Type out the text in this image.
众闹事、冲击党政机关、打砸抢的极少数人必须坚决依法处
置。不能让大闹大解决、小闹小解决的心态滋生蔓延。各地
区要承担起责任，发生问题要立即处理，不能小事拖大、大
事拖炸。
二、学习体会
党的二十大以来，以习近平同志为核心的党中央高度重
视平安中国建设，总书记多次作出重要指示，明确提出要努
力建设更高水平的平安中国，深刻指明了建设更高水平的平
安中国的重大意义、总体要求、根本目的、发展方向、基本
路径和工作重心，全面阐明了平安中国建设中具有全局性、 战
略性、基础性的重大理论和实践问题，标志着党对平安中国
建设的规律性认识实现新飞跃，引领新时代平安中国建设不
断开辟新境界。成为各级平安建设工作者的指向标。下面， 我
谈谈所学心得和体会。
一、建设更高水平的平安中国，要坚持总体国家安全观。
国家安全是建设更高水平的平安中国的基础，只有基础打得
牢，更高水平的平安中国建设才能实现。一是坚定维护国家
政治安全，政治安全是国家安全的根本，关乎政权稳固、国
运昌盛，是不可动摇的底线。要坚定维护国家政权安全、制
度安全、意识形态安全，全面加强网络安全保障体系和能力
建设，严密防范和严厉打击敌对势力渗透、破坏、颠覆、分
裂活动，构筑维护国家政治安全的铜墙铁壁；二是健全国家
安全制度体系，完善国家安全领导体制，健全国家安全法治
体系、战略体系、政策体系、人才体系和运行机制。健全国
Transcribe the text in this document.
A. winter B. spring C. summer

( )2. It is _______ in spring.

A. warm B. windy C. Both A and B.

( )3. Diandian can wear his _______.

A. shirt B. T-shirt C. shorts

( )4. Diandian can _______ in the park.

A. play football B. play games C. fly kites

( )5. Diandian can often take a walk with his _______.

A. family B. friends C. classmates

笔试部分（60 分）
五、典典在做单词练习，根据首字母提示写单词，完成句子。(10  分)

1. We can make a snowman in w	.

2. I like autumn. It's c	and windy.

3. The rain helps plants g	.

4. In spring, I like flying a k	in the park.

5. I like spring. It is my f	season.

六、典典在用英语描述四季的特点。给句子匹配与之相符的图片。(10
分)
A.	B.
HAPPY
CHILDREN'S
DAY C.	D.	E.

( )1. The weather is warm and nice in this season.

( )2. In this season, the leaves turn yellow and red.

+++

_Required work_
Return, word for word, every line from the line with "Transcribe the text in this document." to the final line of the data.

_Written answer_
Transcribe the text in this document.
A. winter B. spring C. summer

( )2. It is _______ in spring.

A. warm B. windy C. Both A and B.

( )3. Diandian can wear his _______.

A. shirt B. T-shirt C. shorts

( )4. Diandian can _______ in the park.

A. play football B. play games C. fly kites

( )5. Diandian can often take a walk with his _______.

A. family B. friends C. classmates

笔试部分（60 分）
五、典典在做单词练习，根据首字母提示写单词，完成句子。(10  分)

1. We can make a snowman in w	.

2. I like autumn. It's c	and windy.

3. The rain helps plants g	.

4. In spring, I like flying a k	in the park.

5. I like spring. It is my f	season.

六、典典在用英语描述四季的特点。给句子匹配与之相符的图片。(10
分)
A.	B.
HAPPY
CHILDREN'S
DAY C.	D.	E.

( )1. The weather is warm and nice in this season.

( )2. In this season, the leaves turn yellow and red.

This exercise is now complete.